[START Given data]

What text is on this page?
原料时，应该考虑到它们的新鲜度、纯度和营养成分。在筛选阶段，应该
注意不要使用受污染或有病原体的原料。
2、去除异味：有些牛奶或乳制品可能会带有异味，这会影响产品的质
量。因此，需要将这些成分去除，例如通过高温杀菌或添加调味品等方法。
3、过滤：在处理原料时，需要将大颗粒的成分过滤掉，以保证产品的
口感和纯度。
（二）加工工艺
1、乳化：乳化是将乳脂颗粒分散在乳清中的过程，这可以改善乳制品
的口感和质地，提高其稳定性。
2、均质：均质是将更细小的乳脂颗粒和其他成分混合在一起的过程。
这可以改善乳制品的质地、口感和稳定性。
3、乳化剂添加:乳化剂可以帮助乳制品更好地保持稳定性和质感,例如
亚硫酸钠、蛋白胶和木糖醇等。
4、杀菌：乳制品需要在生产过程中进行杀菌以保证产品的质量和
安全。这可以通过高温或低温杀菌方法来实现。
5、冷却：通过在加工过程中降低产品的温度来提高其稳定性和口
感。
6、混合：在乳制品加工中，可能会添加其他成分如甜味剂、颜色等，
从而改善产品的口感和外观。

[END Given data]

Return the entries above exactly as they appear.

▶ [Solution to this task]:
What text is on this page?
原料时，应该考虑到它们的新鲜度、纯度和营养成分。在筛选阶段，应该
注意不要使用受污染或有病原体的原料。
2、去除异味：有些牛奶或乳制品可能会带有异味，这会影响产品的质
量。因此，需要将这些成分去除，例如通过高温杀菌或添加调味品等方法。
3、过滤：在处理原料时，需要将大颗粒的成分过滤掉，以保证产品的
口感和纯度。
（二）加工工艺
1、乳化：乳化是将乳脂颗粒分散在乳清中的过程，这可以改善乳制品
的口感和质地，提高其稳定性。
2、均质：均质是将更细小的乳脂颗粒和其他成分混合在一起的过程。
这可以改善乳制品的质地、口感和稳定性。
3、乳化剂添加:乳化剂可以帮助乳制品更好地保持稳定性和质感,例如
亚硫酸钠、蛋白胶和木糖醇等。
4、杀菌：乳制品需要在生产过程中进行杀菌以保证产品的质量和
安全。这可以通过高温或低温杀菌方法来实现。
5、冷却：通过在加工过程中降低产品的温度来提高其稳定性和口
感。
6、混合：在乳制品加工中，可能会添加其他成分如甜味剂、颜色等，
从而改善产品的口感和外观。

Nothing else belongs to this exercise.